== To be done ==
Select the lines that hold the word "color" and copy each one.

Stored entries:
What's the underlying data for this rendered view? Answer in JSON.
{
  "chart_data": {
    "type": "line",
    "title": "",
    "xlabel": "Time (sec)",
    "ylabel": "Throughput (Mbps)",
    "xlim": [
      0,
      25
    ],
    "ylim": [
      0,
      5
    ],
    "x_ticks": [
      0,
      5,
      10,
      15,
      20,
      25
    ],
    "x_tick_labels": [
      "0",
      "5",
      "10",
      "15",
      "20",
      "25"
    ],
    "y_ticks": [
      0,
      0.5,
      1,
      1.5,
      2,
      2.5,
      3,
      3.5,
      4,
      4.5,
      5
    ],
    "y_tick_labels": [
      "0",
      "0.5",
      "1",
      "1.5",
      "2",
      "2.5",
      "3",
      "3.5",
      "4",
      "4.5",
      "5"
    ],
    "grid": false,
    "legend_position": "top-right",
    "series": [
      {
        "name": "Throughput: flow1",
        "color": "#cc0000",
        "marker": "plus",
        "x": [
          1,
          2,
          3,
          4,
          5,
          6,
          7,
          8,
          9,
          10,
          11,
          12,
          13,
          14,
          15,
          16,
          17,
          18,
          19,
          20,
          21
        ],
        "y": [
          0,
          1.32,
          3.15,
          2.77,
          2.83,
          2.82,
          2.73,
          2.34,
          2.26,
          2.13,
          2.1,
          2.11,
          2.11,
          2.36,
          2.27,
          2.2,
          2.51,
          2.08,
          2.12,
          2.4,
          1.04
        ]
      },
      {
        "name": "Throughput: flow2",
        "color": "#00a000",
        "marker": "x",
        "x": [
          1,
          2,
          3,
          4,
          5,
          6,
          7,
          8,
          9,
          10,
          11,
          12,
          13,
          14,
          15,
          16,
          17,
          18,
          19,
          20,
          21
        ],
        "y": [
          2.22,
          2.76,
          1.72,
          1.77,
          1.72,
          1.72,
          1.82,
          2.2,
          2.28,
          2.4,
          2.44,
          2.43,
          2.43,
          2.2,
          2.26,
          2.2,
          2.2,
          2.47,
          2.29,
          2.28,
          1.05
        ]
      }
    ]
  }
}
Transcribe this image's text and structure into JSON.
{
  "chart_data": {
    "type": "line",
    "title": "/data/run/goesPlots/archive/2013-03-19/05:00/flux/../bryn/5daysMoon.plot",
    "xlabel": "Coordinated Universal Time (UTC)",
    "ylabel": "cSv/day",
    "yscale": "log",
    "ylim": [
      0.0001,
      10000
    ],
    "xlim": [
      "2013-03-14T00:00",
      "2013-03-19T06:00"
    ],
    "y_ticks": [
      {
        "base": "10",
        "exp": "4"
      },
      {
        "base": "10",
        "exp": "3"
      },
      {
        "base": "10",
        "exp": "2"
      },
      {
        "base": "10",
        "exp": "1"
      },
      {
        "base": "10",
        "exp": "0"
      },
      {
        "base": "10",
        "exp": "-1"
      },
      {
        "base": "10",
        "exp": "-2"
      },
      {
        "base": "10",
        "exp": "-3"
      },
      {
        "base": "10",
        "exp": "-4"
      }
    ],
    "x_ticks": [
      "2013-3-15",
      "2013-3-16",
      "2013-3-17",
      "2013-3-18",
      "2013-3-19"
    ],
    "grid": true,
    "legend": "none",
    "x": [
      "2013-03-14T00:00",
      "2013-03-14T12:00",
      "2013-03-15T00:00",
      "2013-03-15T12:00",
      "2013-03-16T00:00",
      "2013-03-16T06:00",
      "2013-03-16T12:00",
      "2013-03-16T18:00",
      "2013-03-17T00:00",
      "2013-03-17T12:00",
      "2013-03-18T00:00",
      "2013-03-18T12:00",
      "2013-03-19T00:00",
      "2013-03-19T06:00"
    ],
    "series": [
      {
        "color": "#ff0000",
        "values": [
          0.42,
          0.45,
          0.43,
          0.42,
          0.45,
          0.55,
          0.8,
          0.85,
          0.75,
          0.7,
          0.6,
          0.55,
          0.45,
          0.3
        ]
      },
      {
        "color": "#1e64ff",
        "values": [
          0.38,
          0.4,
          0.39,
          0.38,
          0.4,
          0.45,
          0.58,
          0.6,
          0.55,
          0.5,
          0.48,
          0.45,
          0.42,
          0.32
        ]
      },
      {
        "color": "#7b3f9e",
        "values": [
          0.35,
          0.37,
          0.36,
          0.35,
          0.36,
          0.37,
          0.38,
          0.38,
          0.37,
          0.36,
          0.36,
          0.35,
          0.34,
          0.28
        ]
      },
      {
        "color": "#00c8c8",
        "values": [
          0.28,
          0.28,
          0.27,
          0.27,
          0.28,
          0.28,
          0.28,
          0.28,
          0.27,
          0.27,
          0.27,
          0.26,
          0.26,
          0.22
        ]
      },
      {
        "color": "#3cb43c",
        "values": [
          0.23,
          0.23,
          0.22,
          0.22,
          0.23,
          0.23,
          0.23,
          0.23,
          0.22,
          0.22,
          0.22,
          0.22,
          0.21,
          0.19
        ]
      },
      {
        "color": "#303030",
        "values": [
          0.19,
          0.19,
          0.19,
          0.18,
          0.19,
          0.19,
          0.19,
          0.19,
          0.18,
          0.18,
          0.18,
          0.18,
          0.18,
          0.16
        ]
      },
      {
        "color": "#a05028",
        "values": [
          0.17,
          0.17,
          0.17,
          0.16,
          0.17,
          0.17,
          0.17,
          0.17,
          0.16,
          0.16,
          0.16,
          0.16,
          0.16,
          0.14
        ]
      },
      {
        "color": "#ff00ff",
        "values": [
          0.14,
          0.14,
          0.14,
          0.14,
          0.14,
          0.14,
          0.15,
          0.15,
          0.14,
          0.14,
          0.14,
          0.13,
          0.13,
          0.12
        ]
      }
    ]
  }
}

== Solution below ==
        "color": "#cc0000",
        "color": "#00a000",
        "color": "#ff0000",
        "color": "#1e64ff",
        "color": "#7b3f9e",
        "color": "#00c8c8",
        "color": "#3cb43c",
        "color": "#303030",
        "color": "#a05028",
        "color": "#ff00ff",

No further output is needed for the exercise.